- DATA SECTION:

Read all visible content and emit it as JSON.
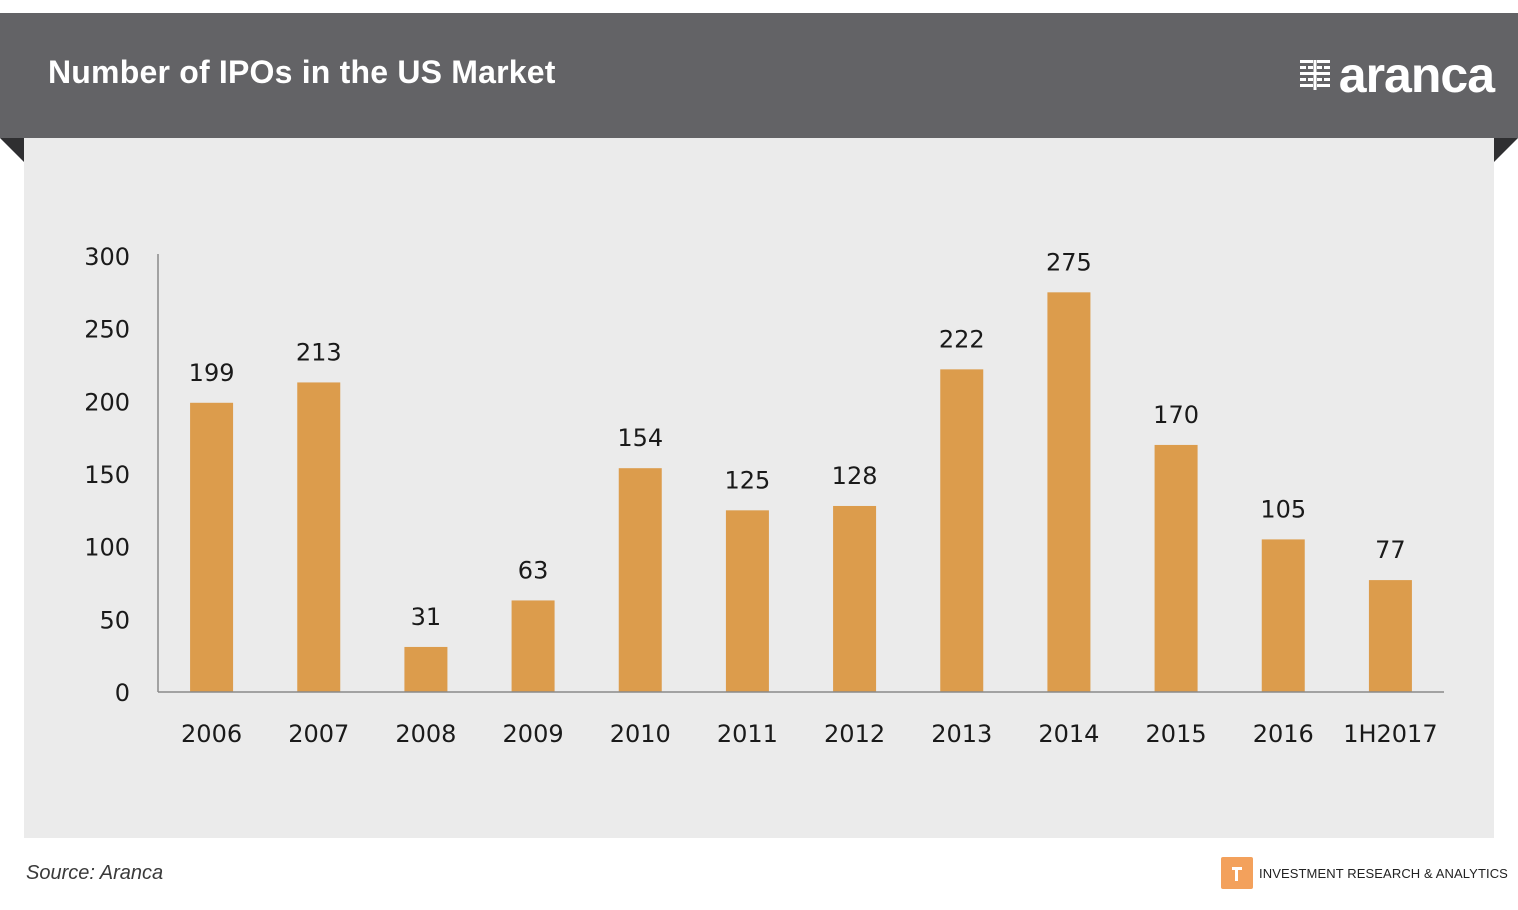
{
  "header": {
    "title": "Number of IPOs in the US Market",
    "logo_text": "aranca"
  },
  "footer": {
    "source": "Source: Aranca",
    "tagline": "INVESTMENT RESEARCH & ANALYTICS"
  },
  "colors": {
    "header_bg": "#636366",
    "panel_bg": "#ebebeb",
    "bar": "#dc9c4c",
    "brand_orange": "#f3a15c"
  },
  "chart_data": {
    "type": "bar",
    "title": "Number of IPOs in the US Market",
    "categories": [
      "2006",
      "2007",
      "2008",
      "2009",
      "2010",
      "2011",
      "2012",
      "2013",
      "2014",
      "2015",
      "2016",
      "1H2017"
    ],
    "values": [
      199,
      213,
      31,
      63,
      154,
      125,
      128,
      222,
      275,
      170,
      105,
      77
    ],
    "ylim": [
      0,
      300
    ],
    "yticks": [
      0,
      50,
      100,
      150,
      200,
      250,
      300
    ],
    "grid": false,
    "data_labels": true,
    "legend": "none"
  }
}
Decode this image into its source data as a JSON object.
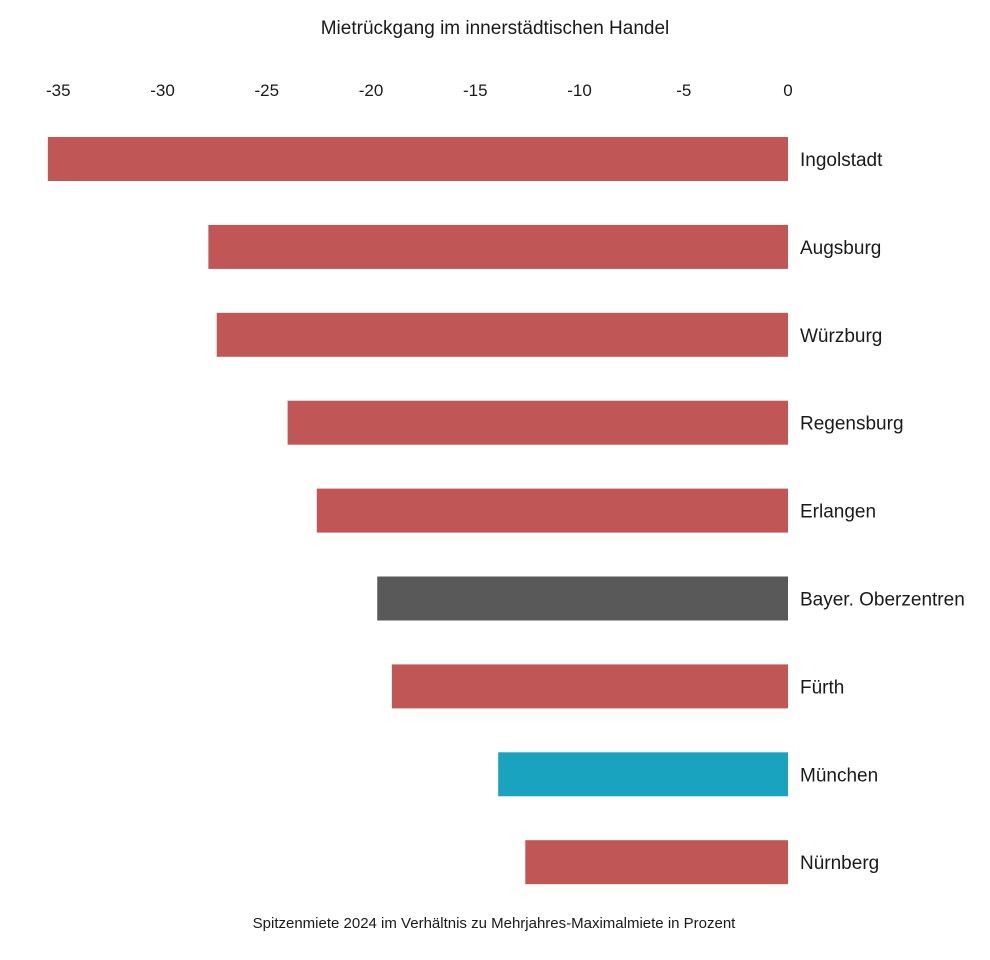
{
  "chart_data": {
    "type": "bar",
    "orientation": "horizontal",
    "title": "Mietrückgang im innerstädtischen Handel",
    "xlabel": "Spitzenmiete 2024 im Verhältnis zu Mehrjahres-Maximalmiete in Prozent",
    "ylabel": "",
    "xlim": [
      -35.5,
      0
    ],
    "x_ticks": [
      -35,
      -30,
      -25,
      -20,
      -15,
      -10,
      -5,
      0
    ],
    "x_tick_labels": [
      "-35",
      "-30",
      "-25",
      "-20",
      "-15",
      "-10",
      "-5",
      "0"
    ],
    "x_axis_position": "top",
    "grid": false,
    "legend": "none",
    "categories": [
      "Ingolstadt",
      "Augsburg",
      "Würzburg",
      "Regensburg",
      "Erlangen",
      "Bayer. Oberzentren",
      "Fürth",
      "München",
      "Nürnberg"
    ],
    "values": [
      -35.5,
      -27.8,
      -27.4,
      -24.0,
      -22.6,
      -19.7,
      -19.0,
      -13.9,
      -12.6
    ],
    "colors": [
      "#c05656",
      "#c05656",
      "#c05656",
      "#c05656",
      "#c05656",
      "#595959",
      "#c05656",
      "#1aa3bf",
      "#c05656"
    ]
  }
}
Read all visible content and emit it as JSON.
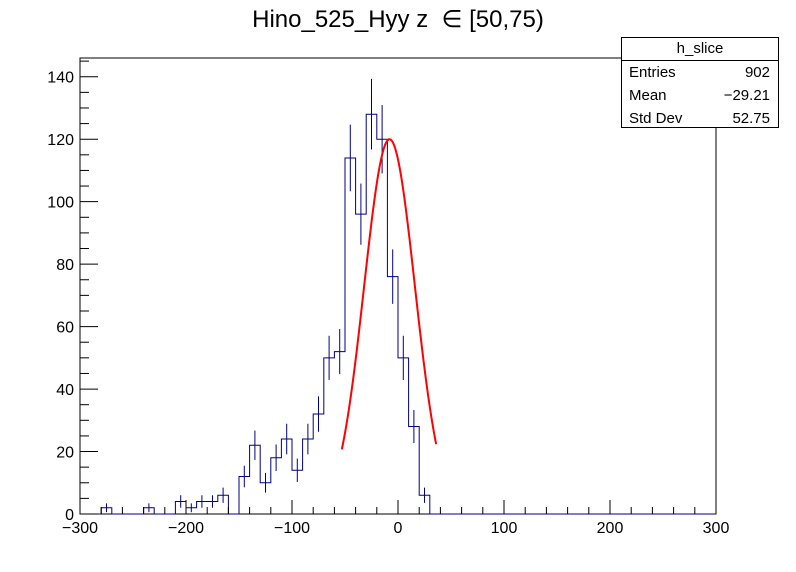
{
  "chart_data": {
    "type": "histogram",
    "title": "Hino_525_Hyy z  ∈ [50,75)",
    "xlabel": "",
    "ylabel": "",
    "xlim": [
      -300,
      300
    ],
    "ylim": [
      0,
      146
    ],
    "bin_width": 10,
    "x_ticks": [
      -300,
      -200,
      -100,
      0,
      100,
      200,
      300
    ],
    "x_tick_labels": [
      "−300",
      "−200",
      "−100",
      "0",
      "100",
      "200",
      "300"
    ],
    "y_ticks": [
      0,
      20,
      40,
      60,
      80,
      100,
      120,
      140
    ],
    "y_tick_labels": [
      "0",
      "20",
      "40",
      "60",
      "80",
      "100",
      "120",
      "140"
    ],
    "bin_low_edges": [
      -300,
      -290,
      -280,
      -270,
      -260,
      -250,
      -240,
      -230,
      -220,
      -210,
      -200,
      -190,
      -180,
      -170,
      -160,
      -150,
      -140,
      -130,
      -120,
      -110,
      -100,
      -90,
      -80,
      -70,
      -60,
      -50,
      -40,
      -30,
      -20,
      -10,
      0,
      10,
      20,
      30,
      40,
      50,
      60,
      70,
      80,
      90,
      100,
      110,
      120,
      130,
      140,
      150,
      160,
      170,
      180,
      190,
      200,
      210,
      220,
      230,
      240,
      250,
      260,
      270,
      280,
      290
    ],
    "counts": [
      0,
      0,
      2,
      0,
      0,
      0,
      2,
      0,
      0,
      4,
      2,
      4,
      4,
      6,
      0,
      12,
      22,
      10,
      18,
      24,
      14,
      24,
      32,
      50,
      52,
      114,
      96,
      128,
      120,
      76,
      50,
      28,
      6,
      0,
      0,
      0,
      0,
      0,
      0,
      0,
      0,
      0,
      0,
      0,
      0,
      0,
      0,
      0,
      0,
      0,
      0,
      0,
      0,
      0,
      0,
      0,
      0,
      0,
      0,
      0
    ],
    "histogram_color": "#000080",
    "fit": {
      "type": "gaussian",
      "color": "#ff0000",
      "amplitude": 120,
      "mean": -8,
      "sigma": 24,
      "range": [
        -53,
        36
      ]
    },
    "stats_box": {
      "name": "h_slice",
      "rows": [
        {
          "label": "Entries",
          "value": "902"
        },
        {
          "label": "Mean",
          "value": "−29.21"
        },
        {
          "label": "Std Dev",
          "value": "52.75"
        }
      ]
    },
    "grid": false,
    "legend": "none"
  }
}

- EXERCISE DIRECTIONS:
Set down the material exactly, every line of it, except for the pictures.

- OUTPUT BELOW:
Read all visible content and emit it as JSON.
{
  "header": {
    "title": "Number of IPOs in the US Market",
    "logo_text": "aranca"
  },
  "footer": {
    "source": "Source: Aranca",
    "tagline": "INVESTMENT RESEARCH & ANALYTICS"
  },
  "colors": {
    "header_bg": "#636366",
    "panel_bg": "#ebebeb",
    "bar": "#dc9c4c",
    "brand_orange": "#f3a15c"
  },
  "chart_data": {
    "type": "bar",
    "title": "Number of IPOs in the US Market",
    "categories": [
      "2006",
      "2007",
      "2008",
      "2009",
      "2010",
      "2011",
      "2012",
      "2013",
      "2014",
      "2015",
      "2016",
      "1H2017"
    ],
    "values": [
      199,
      213,
      31,
      63,
      154,
      125,
      128,
      222,
      275,
      170,
      105,
      77
    ],
    "ylim": [
      0,
      300
    ],
    "yticks": [
      0,
      50,
      100,
      150,
      200,
      250,
      300
    ],
    "grid": false,
    "data_labels": true,
    "legend": "none"
  }
}
Decode this image into its source data as a JSON object.
{
  "chart_data": {
    "type": "bar",
    "orientation": "horizontal",
    "title": "Mietrückgang im innerstädtischen Handel",
    "xlabel": "Spitzenmiete 2024 im Verhältnis zu Mehrjahres-Maximalmiete in Prozent",
    "ylabel": "",
    "xlim": [
      -35.5,
      0
    ],
    "x_ticks": [
      -35,
      -30,
      -25,
      -20,
      -15,
      -10,
      -5,
      0
    ],
    "x_tick_labels": [
      "-35",
      "-30",
      "-25",
      "-20",
      "-15",
      "-10",
      "-5",
      "0"
    ],
    "x_axis_position": "top",
    "grid": false,
    "legend": "none",
    "categories": [
      "Ingolstadt",
      "Augsburg",
      "Würzburg",
      "Regensburg",
      "Erlangen",
      "Bayer. Oberzentren",
      "Fürth",
      "München",
      "Nürnberg"
    ],
    "values": [
      -35.5,
      -27.8,
      -27.4,
      -24.0,
      -22.6,
      -19.7,
      -19.0,
      -13.9,
      -12.6
    ],
    "colors": [
      "#c05656",
      "#c05656",
      "#c05656",
      "#c05656",
      "#c05656",
      "#595959",
      "#c05656",
      "#1aa3bf",
      "#c05656"
    ]
  }
}
Read all visible content and emit it as JSON.
{
  "chart_data": {
    "type": "histogram",
    "title": "Hino_525_Hyy z  ∈ [50,75)",
    "xlabel": "",
    "ylabel": "",
    "xlim": [
      -300,
      300
    ],
    "ylim": [
      0,
      146
    ],
    "bin_width": 10,
    "x_ticks": [
      -300,
      -200,
      -100,
      0,
      100,
      200,
      300
    ],
    "x_tick_labels": [
      "−300",
      "−200",
      "−100",
      "0",
      "100",
      "200",
      "300"
    ],
    "y_ticks": [
      0,
      20,
      40,
      60,
      80,
      100,
      120,
      140
    ],
    "y_tick_labels": [
      "0",
      "20",
      "40",
      "60",
      "80",
      "100",
      "120",
      "140"
    ],
    "bin_low_edges": [
      -300,
      -290,
      -280,
      -270,
      -260,
      -250,
      -240,
      -230,
      -220,
      -210,
      -200,
      -190,
      -180,
      -170,
      -160,
      -150,
      -140,
      -130,
      -120,
      -110,
      -100,
      -90,
      -80,
      -70,
      -60,
      -50,
      -40,
      -30,
      -20,
      -10,
      0,
      10,
      20,
      30,
      40,
      50,
      60,
      70,
      80,
      90,
      100,
      110,
      120,
      130,
      140,
      150,
      160,
      170,
      180,
      190,
      200,
      210,
      220,
      230,
      240,
      250,
      260,
      270,
      280,
      290
    ],
    "counts": [
      0,
      0,
      2,
      0,
      0,
      0,
      2,
      0,
      0,
      4,
      2,
      4,
      4,
      6,
      0,
      12,
      22,
      10,
      18,
      24,
      14,
      24,
      32,
      50,
      52,
      114,
      96,
      128,
      120,
      76,
      50,
      28,
      6,
      0,
      0,
      0,
      0,
      0,
      0,
      0,
      0,
      0,
      0,
      0,
      0,
      0,
      0,
      0,
      0,
      0,
      0,
      0,
      0,
      0,
      0,
      0,
      0,
      0,
      0,
      0
    ],
    "histogram_color": "#000080",
    "fit": {
      "type": "gaussian",
      "color": "#ff0000",
      "amplitude": 120,
      "mean": -8,
      "sigma": 24,
      "range": [
        -53,
        36
      ]
    },
    "stats_box": {
      "name": "h_slice",
      "rows": [
        {
          "label": "Entries",
          "value": "902"
        },
        {
          "label": "Mean",
          "value": "−29.21"
        },
        {
          "label": "Std Dev",
          "value": "52.75"
        }
      ]
    },
    "grid": false,
    "legend": "none"
  }
}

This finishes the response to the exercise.